Brief
Wherever the string "grid" occurs in a line of these records, report that line.

(Stored entries)
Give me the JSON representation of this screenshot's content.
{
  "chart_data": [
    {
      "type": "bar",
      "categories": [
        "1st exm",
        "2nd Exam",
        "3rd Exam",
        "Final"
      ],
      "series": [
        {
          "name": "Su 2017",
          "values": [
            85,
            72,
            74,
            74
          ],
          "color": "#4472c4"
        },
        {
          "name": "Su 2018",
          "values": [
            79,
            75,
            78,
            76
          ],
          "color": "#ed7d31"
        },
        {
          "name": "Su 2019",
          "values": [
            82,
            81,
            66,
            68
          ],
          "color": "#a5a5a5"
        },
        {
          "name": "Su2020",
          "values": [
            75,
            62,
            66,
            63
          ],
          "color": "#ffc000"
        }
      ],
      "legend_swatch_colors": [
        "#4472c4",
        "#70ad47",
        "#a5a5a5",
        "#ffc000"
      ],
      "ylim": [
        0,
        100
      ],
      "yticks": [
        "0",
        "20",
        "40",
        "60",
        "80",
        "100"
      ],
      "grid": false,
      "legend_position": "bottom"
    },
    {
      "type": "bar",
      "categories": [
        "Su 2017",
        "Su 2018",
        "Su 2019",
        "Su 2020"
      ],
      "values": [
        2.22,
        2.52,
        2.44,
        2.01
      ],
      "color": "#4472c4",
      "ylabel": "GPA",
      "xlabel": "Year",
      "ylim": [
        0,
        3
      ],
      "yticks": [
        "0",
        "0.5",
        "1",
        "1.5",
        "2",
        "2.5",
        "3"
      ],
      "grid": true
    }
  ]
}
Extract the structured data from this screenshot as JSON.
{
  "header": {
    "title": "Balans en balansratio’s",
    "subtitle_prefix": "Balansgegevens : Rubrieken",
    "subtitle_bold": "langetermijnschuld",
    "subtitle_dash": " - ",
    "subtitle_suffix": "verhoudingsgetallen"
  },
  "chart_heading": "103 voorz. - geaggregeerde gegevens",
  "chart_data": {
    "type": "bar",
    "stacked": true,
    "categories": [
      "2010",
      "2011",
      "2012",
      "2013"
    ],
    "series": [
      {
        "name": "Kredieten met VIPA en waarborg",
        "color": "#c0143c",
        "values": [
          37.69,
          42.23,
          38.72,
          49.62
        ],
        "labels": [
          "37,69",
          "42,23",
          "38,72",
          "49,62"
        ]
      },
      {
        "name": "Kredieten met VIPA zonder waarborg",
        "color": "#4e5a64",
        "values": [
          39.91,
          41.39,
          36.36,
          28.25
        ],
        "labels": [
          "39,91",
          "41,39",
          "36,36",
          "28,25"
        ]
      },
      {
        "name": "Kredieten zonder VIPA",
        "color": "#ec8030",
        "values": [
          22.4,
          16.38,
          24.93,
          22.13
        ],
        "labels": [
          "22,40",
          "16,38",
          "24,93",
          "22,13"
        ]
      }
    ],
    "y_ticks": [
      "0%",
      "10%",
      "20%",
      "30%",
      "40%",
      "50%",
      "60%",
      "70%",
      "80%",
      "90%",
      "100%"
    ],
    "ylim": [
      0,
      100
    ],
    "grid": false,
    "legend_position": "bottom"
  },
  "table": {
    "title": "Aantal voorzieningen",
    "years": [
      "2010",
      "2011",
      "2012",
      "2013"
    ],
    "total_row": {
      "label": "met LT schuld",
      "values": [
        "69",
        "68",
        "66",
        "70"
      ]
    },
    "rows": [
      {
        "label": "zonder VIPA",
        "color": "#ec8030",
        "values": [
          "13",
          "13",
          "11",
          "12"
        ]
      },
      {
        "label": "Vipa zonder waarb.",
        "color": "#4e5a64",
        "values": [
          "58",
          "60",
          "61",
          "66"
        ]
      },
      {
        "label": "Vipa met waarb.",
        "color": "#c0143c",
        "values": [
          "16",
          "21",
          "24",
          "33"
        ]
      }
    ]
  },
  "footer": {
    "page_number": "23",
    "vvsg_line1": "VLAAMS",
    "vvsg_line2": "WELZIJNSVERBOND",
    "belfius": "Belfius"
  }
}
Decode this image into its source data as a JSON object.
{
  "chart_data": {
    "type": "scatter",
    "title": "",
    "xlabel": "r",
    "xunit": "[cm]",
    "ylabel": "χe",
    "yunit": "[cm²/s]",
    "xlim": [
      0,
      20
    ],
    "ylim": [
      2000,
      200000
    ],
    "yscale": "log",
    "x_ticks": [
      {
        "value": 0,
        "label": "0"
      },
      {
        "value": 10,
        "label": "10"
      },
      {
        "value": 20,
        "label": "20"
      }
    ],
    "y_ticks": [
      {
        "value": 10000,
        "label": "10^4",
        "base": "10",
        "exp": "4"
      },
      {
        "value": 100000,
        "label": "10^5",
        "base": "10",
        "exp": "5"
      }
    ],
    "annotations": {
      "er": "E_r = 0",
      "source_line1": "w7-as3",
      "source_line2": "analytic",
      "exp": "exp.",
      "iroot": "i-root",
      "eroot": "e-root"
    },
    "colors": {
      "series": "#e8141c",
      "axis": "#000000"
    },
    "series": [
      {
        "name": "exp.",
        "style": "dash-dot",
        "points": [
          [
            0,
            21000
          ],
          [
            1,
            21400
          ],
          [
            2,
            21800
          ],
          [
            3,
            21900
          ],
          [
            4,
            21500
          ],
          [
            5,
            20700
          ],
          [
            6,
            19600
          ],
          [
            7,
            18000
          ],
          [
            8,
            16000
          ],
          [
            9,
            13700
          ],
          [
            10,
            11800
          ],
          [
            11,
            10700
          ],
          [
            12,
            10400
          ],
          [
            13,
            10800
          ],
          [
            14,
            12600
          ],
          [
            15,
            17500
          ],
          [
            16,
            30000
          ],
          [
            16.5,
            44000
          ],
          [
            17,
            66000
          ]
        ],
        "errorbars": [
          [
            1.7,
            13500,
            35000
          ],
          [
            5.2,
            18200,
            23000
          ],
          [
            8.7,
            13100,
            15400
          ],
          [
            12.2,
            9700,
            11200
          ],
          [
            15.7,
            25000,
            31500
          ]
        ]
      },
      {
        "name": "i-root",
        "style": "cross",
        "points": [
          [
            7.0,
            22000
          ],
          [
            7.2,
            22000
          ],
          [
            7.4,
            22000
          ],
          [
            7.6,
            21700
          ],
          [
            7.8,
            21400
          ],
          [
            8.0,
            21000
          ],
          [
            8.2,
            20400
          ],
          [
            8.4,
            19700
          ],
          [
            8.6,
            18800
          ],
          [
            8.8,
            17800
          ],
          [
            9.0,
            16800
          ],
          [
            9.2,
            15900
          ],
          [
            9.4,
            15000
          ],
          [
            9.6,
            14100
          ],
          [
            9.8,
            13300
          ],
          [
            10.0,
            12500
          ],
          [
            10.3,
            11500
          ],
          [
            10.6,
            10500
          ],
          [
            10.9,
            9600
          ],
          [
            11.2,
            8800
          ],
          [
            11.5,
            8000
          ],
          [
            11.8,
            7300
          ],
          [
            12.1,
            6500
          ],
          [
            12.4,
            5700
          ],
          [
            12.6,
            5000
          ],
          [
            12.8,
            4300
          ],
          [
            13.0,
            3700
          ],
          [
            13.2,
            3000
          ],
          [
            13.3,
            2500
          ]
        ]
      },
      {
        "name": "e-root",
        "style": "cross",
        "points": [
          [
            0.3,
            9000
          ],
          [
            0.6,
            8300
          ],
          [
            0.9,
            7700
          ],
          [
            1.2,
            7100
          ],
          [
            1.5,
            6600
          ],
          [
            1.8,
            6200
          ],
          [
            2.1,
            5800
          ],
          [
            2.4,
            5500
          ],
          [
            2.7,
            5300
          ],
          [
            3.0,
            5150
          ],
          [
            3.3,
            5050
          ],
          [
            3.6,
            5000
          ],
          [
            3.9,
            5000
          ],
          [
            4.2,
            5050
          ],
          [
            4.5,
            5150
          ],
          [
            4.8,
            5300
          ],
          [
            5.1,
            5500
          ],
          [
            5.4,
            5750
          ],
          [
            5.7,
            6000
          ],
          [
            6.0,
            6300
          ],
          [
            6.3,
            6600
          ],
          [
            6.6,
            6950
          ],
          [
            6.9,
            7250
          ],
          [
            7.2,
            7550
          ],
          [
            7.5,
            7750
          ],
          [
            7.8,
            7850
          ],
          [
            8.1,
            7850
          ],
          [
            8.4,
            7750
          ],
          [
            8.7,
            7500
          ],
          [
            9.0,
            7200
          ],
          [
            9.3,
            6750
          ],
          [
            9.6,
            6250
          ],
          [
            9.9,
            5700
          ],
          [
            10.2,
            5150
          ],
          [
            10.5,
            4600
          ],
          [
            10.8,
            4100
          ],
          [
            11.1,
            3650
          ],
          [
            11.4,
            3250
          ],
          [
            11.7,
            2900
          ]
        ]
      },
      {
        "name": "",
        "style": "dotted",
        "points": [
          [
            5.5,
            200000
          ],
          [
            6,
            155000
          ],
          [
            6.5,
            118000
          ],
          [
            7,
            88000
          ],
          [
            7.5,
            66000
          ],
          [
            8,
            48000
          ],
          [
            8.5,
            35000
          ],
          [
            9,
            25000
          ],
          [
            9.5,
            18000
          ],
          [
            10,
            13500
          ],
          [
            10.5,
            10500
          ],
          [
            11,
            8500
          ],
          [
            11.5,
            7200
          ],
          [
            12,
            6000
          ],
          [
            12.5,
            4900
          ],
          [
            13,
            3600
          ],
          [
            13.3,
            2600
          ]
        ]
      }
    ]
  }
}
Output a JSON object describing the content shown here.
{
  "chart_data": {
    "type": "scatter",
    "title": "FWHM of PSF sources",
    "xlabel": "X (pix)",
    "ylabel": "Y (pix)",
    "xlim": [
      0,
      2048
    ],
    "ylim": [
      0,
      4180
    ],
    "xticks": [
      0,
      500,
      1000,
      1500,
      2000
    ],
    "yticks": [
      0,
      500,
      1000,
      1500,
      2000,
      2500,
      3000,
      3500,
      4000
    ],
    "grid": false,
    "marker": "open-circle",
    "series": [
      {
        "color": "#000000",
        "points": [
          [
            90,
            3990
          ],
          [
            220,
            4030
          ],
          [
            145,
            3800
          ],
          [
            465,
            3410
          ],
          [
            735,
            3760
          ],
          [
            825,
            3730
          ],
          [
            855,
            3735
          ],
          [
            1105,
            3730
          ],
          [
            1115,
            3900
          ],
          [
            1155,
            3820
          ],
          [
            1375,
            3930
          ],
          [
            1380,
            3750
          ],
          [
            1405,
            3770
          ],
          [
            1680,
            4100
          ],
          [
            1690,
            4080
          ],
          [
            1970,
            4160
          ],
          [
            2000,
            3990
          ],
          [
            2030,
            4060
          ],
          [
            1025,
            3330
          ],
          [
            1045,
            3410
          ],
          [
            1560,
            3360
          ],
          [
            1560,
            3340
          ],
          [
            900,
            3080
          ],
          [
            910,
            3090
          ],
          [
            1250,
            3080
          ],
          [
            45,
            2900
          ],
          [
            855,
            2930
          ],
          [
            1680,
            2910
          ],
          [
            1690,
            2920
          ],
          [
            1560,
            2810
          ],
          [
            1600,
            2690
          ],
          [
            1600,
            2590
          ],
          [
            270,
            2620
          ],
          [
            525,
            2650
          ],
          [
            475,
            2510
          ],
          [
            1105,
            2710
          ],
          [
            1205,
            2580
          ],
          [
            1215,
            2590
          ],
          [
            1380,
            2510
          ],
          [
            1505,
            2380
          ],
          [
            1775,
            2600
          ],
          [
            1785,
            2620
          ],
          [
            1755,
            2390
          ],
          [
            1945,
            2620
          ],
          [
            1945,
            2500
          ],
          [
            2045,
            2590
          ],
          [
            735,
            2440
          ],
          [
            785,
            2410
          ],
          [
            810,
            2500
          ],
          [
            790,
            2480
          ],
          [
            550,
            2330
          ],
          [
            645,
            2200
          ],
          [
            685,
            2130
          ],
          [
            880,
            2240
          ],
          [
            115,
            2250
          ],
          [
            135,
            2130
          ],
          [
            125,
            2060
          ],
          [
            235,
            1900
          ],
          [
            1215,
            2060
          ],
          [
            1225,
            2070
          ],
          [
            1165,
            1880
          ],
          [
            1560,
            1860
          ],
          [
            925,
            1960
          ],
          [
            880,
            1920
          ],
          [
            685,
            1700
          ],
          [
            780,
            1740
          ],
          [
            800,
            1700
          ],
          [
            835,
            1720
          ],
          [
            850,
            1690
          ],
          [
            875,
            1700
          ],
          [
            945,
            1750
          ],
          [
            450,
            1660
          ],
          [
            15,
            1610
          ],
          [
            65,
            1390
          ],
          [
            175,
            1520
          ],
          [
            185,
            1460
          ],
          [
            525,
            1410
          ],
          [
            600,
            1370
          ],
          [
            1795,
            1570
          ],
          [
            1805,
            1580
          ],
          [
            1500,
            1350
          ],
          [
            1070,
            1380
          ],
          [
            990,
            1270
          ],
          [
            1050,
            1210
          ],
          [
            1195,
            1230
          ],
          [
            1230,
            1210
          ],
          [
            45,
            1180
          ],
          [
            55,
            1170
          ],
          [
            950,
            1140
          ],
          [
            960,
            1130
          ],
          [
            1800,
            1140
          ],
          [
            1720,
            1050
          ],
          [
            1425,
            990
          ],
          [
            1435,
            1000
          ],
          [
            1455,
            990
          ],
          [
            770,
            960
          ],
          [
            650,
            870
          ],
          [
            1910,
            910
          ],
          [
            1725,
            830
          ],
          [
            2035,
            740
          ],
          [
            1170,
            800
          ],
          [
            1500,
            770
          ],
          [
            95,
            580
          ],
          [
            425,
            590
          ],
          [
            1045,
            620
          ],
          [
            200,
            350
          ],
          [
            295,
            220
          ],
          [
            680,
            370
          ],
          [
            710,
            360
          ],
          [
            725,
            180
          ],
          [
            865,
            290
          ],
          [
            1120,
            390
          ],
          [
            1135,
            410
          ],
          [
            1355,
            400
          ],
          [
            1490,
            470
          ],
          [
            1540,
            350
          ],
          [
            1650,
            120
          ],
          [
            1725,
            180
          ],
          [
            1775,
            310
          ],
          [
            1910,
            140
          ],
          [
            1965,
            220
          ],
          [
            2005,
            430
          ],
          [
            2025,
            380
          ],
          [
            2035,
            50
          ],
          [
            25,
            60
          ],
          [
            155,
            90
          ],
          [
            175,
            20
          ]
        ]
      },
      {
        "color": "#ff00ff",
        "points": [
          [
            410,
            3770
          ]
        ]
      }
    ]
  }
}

Result of the task
      "grid": false,
      "grid": true
    "grid": false,
    "grid": false,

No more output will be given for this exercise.